TASK GOAL. Omit any picture, and return the remaining data exactly as written.
[Start RECORD SET]
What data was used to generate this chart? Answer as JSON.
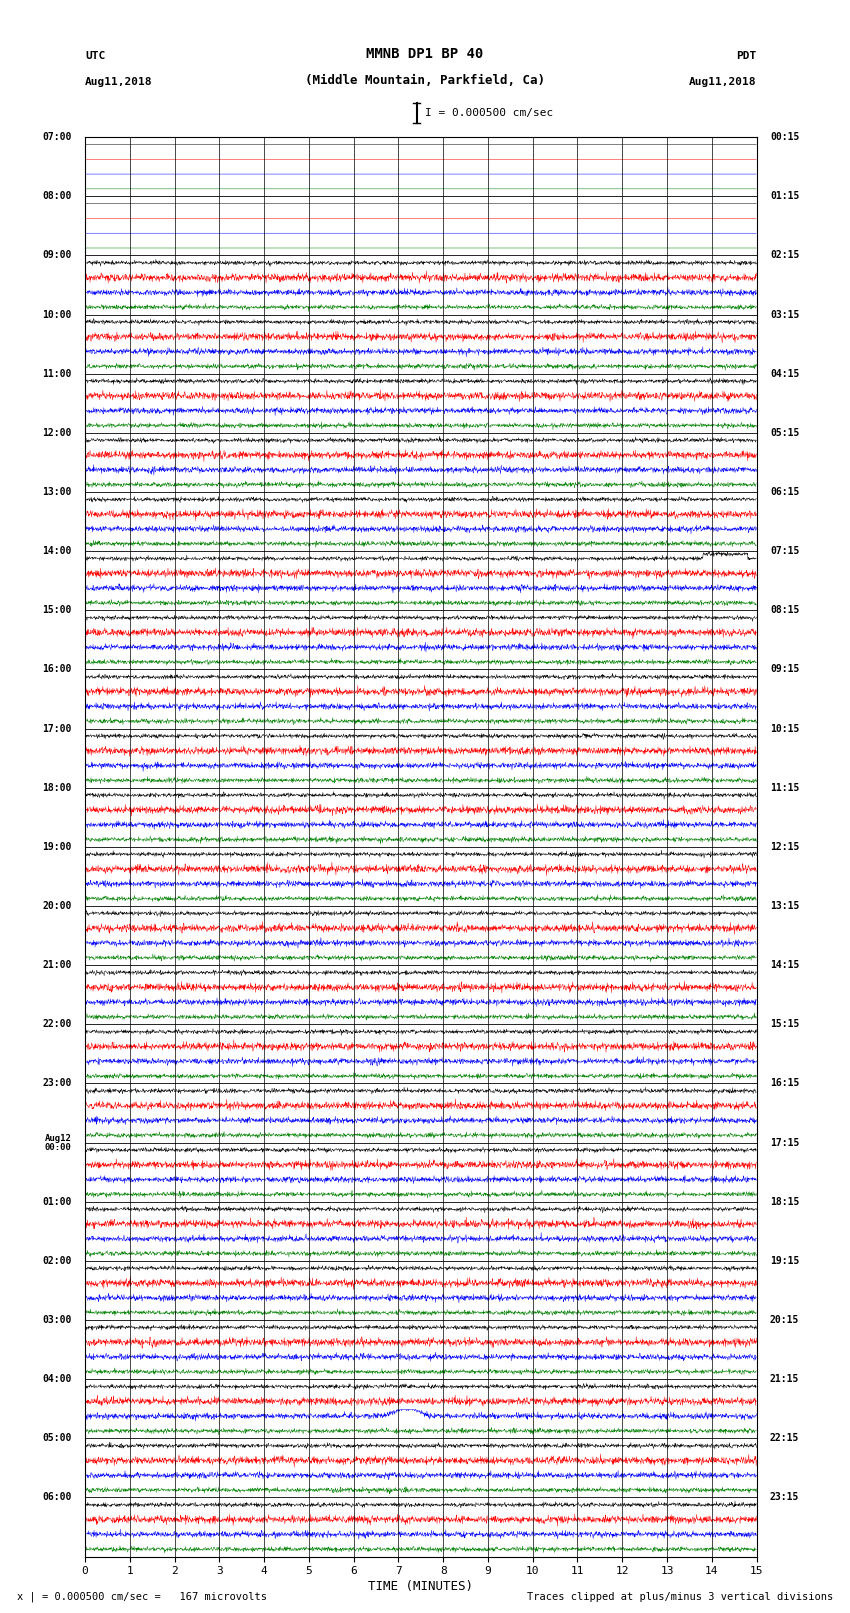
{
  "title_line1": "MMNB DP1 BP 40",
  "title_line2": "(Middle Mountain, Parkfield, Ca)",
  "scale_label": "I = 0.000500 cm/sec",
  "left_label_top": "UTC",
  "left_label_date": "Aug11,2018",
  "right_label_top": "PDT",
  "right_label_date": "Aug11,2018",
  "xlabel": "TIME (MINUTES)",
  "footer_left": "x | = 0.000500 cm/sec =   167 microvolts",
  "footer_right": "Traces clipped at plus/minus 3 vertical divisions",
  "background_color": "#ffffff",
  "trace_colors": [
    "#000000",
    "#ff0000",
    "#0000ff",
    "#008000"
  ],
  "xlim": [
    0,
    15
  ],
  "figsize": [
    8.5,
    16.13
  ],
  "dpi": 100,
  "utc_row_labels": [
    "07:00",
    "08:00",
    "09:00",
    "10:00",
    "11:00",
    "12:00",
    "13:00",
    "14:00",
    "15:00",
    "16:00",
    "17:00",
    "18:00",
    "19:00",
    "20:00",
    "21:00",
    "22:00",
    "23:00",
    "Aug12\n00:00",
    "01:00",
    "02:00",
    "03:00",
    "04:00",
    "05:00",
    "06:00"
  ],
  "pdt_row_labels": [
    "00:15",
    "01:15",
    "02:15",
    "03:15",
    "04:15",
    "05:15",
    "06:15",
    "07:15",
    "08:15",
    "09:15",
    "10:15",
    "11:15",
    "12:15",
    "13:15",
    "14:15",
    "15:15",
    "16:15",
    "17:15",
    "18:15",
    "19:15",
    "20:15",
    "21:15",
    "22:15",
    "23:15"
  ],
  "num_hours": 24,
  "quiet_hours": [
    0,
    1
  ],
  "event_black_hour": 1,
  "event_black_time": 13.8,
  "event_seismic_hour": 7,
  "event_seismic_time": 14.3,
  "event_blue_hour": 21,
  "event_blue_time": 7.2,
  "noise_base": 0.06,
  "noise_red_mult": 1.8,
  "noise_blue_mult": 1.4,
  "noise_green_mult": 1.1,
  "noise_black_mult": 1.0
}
[End RECORD SET]
RESULT OF THIS EXERCISE.
What data was used to generate this chart? Answer as JSON.
{
  "title_line1": "MMNB DP1 BP 40",
  "title_line2": "(Middle Mountain, Parkfield, Ca)",
  "scale_label": "I = 0.000500 cm/sec",
  "left_label_top": "UTC",
  "left_label_date": "Aug11,2018",
  "right_label_top": "PDT",
  "right_label_date": "Aug11,2018",
  "xlabel": "TIME (MINUTES)",
  "footer_left": "x | = 0.000500 cm/sec =   167 microvolts",
  "footer_right": "Traces clipped at plus/minus 3 vertical divisions",
  "background_color": "#ffffff",
  "trace_colors": [
    "#000000",
    "#ff0000",
    "#0000ff",
    "#008000"
  ],
  "xlim": [
    0,
    15
  ],
  "figsize": [
    8.5,
    16.13
  ],
  "dpi": 100,
  "utc_row_labels": [
    "07:00",
    "08:00",
    "09:00",
    "10:00",
    "11:00",
    "12:00",
    "13:00",
    "14:00",
    "15:00",
    "16:00",
    "17:00",
    "18:00",
    "19:00",
    "20:00",
    "21:00",
    "22:00",
    "23:00",
    "Aug12\n00:00",
    "01:00",
    "02:00",
    "03:00",
    "04:00",
    "05:00",
    "06:00"
  ],
  "pdt_row_labels": [
    "00:15",
    "01:15",
    "02:15",
    "03:15",
    "04:15",
    "05:15",
    "06:15",
    "07:15",
    "08:15",
    "09:15",
    "10:15",
    "11:15",
    "12:15",
    "13:15",
    "14:15",
    "15:15",
    "16:15",
    "17:15",
    "18:15",
    "19:15",
    "20:15",
    "21:15",
    "22:15",
    "23:15"
  ],
  "num_hours": 24,
  "quiet_hours": [
    0,
    1
  ],
  "event_black_hour": 1,
  "event_black_time": 13.8,
  "event_seismic_hour": 7,
  "event_seismic_time": 14.3,
  "event_blue_hour": 21,
  "event_blue_time": 7.2,
  "noise_base": 0.06,
  "noise_red_mult": 1.8,
  "noise_blue_mult": 1.4,
  "noise_green_mult": 1.1,
  "noise_black_mult": 1.0
}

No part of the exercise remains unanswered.